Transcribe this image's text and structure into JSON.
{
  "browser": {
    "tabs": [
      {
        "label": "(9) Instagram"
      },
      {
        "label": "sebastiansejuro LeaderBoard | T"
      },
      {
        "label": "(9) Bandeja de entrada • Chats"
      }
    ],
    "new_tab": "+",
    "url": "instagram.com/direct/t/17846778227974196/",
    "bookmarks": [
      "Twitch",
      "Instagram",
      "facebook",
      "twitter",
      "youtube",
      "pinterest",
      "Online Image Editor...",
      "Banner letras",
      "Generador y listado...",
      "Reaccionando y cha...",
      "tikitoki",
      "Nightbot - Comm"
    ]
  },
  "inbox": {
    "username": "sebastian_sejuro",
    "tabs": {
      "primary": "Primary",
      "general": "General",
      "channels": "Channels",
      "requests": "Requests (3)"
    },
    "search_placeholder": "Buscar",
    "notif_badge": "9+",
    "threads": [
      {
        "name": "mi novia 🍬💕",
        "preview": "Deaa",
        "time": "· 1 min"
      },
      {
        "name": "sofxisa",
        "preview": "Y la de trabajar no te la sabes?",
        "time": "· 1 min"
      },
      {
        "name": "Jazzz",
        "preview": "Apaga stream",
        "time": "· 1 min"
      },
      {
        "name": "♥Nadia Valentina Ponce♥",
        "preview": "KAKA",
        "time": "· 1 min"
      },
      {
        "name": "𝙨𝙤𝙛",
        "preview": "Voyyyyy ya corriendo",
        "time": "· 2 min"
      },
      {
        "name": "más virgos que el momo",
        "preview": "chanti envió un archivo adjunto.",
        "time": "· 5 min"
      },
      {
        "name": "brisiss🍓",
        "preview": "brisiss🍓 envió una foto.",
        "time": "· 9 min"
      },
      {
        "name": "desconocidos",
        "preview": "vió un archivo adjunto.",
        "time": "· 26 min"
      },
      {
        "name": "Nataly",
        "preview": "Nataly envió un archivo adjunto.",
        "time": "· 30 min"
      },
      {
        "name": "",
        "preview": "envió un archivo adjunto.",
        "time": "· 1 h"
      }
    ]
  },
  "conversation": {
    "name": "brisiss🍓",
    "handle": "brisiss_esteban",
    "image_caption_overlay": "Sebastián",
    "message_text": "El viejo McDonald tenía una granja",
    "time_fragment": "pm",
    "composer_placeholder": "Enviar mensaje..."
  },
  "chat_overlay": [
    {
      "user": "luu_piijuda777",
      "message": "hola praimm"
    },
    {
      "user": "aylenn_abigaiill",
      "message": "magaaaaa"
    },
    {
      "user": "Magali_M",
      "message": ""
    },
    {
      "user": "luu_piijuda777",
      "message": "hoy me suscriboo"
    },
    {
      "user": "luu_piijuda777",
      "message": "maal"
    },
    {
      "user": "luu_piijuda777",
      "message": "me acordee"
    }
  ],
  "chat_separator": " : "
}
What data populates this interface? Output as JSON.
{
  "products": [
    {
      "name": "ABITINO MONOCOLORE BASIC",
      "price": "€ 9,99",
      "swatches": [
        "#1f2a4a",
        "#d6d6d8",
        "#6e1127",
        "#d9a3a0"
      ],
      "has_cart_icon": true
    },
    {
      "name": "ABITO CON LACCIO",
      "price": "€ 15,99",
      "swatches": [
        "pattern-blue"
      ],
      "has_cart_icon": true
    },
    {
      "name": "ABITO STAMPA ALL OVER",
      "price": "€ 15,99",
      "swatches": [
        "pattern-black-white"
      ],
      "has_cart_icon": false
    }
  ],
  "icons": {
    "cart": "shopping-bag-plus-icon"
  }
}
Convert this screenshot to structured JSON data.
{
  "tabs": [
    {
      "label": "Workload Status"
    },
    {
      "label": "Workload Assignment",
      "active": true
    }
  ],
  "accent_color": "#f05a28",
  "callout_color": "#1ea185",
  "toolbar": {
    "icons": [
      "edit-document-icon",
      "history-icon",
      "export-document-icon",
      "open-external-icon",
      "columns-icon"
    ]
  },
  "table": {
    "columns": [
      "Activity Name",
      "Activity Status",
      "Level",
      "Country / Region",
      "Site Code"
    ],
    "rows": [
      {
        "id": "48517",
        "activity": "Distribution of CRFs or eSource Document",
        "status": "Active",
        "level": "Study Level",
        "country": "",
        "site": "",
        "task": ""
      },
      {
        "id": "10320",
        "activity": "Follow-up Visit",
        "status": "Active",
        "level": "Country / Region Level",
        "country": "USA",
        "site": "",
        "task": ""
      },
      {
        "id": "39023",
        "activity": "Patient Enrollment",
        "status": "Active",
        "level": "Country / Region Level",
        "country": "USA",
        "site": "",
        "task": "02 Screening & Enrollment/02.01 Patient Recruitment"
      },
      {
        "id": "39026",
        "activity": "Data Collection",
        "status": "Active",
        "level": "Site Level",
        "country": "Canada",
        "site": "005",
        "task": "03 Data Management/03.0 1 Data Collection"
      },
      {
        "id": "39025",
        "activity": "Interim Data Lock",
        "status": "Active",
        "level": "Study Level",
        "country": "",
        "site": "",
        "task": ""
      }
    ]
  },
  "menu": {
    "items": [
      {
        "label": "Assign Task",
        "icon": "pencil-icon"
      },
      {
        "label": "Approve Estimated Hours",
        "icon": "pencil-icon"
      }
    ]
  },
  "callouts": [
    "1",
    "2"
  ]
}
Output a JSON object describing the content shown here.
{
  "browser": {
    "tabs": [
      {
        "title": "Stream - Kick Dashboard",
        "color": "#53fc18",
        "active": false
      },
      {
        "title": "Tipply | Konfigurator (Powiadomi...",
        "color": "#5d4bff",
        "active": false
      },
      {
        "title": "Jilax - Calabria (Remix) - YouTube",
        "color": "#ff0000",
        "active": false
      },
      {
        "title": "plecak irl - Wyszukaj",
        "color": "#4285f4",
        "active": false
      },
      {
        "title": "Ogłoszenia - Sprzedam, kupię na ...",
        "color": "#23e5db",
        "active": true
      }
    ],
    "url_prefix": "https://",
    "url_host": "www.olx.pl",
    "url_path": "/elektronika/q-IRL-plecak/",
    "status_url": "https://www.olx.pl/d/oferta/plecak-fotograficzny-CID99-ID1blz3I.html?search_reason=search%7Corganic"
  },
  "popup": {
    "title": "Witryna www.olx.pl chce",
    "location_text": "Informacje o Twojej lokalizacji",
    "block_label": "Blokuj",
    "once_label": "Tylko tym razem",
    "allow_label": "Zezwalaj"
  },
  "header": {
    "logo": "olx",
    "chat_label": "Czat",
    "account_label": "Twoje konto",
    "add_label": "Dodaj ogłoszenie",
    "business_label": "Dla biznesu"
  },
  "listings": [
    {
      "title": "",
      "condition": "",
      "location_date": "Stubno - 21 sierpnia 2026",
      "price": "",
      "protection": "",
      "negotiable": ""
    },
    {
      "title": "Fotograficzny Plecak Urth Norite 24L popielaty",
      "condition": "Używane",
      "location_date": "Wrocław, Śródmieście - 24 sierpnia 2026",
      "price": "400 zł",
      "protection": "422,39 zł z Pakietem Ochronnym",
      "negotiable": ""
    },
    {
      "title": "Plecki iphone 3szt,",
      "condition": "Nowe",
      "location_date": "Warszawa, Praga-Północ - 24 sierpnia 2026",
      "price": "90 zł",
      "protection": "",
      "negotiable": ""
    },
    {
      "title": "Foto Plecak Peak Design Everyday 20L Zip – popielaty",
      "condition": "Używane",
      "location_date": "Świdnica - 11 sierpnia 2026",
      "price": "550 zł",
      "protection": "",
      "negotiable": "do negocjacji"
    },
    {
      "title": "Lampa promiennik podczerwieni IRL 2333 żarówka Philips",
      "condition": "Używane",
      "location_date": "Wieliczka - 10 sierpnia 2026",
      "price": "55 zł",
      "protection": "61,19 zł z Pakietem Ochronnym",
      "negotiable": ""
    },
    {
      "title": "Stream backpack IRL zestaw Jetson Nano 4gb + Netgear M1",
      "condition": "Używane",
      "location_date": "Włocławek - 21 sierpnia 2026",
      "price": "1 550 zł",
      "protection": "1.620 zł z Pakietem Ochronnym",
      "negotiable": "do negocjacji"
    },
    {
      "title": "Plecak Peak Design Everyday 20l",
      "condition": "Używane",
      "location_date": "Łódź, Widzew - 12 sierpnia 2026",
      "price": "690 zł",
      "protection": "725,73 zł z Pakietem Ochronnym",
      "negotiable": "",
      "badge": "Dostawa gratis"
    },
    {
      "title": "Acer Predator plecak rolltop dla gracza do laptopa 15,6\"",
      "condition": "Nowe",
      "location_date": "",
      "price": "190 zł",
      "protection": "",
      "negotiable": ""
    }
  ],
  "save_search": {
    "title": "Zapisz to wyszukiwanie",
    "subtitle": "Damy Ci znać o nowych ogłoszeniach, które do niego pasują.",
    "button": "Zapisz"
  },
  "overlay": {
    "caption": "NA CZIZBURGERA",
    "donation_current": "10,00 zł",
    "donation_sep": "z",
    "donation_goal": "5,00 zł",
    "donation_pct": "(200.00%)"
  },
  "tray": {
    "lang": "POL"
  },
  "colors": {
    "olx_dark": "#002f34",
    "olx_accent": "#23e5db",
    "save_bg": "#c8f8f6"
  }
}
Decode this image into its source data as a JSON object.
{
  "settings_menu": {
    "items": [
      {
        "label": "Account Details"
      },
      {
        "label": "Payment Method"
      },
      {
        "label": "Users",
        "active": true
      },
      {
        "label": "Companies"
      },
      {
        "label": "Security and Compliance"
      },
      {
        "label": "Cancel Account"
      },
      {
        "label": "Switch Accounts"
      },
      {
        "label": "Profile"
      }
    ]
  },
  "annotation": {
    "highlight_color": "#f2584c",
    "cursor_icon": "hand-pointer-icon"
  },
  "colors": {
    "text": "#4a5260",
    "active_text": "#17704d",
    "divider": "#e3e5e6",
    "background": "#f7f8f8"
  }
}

_ _ _ _

# Aim
Exactly repeat the lines from the line that contains "Decode this image" to the end of the entries, both included, and leave out all other lines.

# Exercise answer
Decode this image into its source data as a JSON object.
{
  "settings_menu": {
    "items": [
      {
        "label": "Account Details"
      },
      {
        "label": "Payment Method"
      },
      {
        "label": "Users",
        "active": true
      },
      {
        "label": "Companies"
      },
      {
        "label": "Security and Compliance"
      },
      {
        "label": "Cancel Account"
      },
      {
        "label": "Switch Accounts"
      },
      {
        "label": "Profile"
      }
    ]
  },
  "annotation": {
    "highlight_color": "#f2584c",
    "cursor_icon": "hand-pointer-icon"
  },
  "colors": {
    "text": "#4a5260",
    "active_text": "#17704d",
    "divider": "#e3e5e6",
    "background": "#f7f8f8"
  }
}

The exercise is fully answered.